EXERCISE DIRECTIONS:
Show each line of the data below that has the string "Hardness" in it.

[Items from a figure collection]
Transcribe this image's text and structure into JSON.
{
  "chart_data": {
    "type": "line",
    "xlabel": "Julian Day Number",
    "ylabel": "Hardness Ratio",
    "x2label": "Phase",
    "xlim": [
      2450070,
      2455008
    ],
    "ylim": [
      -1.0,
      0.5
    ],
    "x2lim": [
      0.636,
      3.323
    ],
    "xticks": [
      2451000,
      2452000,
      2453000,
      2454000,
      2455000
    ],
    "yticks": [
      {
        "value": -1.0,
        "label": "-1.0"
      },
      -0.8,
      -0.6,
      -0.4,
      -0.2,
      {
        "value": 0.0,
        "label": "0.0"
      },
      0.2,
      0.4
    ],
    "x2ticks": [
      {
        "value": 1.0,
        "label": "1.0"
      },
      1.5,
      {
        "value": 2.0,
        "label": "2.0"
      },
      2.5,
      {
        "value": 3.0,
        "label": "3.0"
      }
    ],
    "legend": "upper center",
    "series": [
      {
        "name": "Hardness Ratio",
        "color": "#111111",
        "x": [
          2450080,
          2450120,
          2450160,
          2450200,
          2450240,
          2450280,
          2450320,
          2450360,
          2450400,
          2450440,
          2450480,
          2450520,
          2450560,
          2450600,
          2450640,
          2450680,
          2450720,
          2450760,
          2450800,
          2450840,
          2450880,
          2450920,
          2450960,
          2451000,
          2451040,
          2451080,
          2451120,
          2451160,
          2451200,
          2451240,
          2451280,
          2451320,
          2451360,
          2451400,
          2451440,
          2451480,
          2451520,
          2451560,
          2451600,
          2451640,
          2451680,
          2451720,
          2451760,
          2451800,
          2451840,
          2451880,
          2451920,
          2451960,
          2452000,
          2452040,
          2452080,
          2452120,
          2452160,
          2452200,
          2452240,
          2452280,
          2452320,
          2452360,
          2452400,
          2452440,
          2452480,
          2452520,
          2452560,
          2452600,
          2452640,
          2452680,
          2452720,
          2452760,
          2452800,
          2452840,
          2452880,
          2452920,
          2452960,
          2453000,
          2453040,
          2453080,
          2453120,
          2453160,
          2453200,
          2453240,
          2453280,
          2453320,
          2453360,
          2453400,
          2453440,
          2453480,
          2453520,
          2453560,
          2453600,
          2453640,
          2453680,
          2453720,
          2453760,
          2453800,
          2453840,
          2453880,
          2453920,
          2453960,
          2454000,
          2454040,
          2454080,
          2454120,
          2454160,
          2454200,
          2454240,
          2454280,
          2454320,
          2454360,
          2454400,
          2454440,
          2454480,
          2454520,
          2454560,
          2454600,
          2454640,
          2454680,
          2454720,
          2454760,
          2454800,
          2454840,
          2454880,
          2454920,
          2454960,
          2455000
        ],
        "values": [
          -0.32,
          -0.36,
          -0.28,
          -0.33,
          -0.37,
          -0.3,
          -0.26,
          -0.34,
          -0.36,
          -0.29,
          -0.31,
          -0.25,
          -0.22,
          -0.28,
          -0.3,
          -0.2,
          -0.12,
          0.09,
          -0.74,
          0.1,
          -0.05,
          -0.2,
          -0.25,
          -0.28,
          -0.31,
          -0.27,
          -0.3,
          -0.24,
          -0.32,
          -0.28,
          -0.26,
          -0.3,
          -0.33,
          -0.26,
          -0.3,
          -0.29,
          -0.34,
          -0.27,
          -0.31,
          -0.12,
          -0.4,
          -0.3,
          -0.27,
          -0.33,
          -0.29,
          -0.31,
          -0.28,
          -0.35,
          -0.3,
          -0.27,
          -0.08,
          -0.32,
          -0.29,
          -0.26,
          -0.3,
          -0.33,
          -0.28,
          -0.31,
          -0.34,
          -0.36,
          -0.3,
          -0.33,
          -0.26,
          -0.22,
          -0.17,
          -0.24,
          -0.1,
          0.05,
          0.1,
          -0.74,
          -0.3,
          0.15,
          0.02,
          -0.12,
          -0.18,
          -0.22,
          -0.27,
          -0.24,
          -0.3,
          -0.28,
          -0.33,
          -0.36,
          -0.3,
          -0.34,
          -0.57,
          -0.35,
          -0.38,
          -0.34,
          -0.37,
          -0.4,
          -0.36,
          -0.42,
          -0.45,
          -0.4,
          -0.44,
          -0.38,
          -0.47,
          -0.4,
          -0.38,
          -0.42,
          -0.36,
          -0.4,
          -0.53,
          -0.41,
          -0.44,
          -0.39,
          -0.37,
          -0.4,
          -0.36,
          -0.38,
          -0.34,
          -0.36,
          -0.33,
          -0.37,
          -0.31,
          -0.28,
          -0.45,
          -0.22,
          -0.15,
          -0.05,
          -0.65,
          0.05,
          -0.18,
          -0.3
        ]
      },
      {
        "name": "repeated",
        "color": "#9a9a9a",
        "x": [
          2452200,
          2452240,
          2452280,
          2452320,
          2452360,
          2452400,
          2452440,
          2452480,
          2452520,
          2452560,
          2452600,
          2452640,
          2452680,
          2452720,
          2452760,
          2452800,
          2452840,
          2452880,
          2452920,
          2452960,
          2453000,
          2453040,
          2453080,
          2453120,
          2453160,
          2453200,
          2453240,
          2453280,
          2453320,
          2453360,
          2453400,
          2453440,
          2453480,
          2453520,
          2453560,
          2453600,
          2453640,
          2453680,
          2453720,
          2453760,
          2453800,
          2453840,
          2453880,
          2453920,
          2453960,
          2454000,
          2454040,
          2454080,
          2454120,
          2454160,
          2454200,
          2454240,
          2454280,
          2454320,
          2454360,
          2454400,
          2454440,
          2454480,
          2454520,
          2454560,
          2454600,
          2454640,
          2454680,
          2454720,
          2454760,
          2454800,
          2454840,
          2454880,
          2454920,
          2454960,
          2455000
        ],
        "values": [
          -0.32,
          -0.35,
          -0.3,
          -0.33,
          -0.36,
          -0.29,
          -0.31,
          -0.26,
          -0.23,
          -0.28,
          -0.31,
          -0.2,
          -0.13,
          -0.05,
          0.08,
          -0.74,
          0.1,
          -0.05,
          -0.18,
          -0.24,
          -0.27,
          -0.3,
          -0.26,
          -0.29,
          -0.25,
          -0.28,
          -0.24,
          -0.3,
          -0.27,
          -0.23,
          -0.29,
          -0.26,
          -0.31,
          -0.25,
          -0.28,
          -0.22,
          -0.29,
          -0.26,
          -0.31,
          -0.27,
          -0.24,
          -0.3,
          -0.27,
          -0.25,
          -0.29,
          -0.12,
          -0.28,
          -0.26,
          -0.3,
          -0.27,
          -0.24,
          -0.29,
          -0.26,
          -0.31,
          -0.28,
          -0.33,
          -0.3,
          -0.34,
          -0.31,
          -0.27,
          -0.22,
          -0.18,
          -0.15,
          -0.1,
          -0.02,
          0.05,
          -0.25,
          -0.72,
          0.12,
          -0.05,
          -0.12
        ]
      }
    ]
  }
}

RESULT BELOW:
    "ylabel": "Hardness Ratio",
        "name": "Hardness Ratio",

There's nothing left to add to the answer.